Work out the number of lines in the listing that include the string "text". Reply with that number alone.

++++++++++

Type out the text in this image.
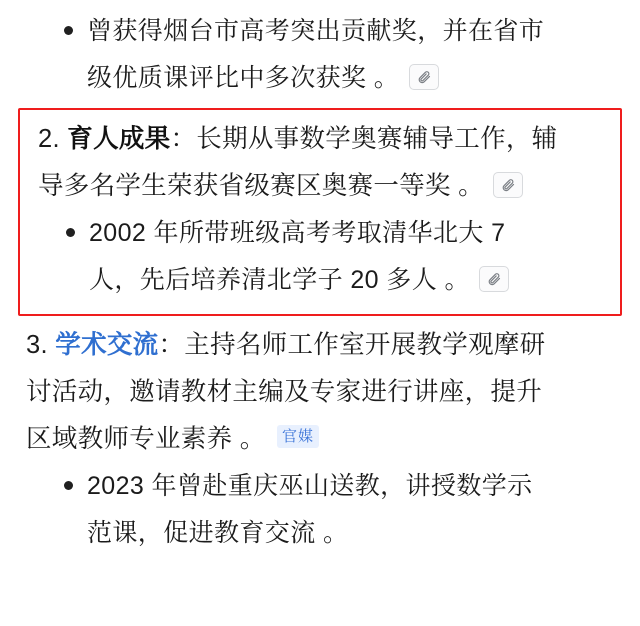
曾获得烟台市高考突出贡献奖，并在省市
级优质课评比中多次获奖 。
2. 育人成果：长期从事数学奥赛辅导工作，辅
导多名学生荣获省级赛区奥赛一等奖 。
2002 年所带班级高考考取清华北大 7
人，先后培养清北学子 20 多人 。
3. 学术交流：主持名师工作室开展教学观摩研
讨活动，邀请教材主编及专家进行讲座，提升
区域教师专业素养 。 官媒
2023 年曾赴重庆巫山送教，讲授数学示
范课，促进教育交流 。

++++++++++

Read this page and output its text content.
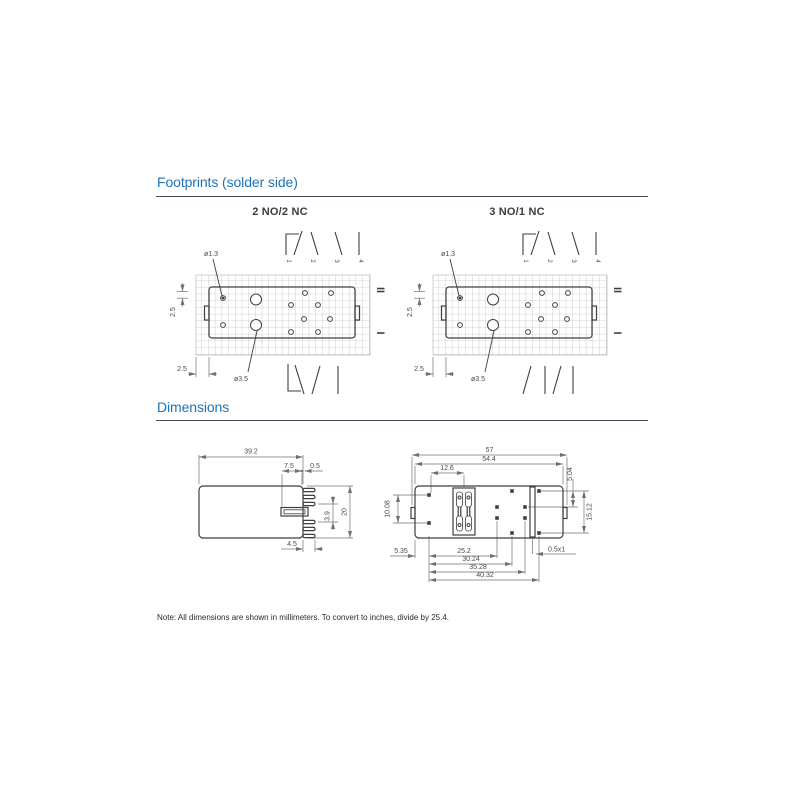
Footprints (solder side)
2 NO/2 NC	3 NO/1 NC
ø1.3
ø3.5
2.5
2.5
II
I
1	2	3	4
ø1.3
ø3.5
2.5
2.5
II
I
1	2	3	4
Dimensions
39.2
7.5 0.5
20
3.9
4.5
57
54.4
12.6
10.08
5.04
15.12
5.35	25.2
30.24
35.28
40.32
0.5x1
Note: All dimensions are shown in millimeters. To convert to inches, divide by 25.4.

++++++++++

Correct answer
2